▶ Data records:

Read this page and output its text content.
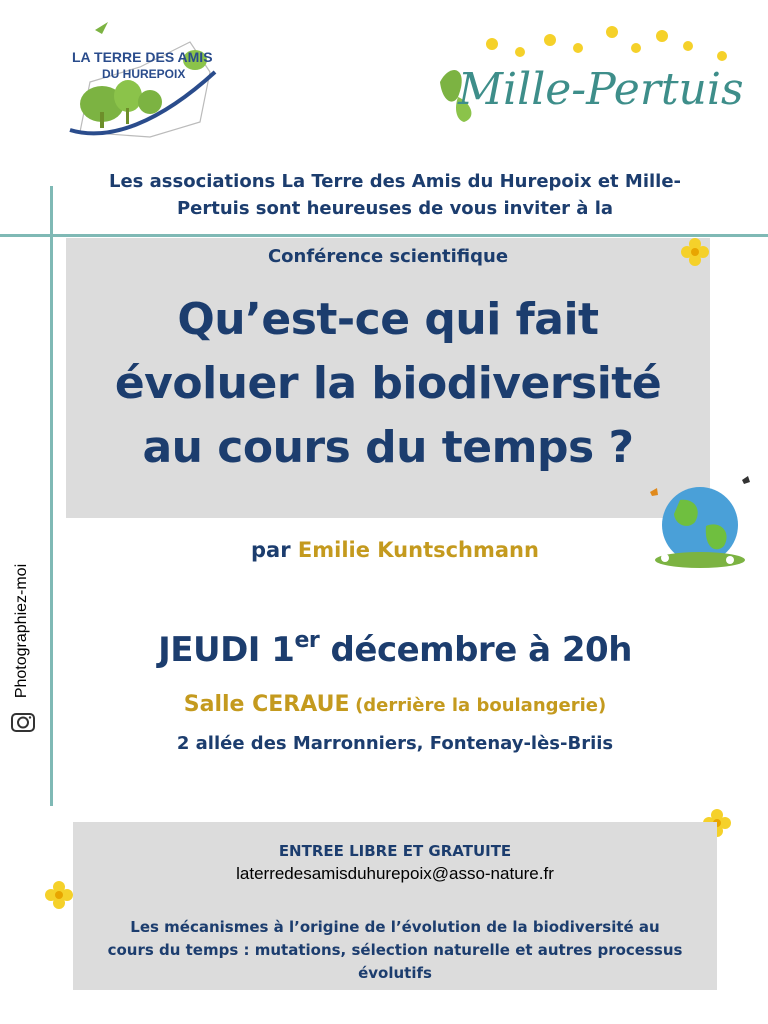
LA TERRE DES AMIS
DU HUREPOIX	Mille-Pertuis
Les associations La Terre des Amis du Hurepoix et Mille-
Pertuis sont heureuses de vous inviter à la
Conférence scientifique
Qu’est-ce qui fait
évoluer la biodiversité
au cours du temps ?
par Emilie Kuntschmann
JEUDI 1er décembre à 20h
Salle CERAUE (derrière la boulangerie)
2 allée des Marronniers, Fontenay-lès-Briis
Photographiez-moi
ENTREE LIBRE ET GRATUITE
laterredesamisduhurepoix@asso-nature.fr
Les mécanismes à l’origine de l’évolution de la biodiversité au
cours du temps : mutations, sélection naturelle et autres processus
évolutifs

▶ WRITTEN EXERCISE: Pull every line containing the word "Pertuis" out of the material and copy it.

▶ CORRECT OUTPUT:
DU HUREPOIX	Mille-Pertuis
Pertuis sont heureuses de vous inviter à la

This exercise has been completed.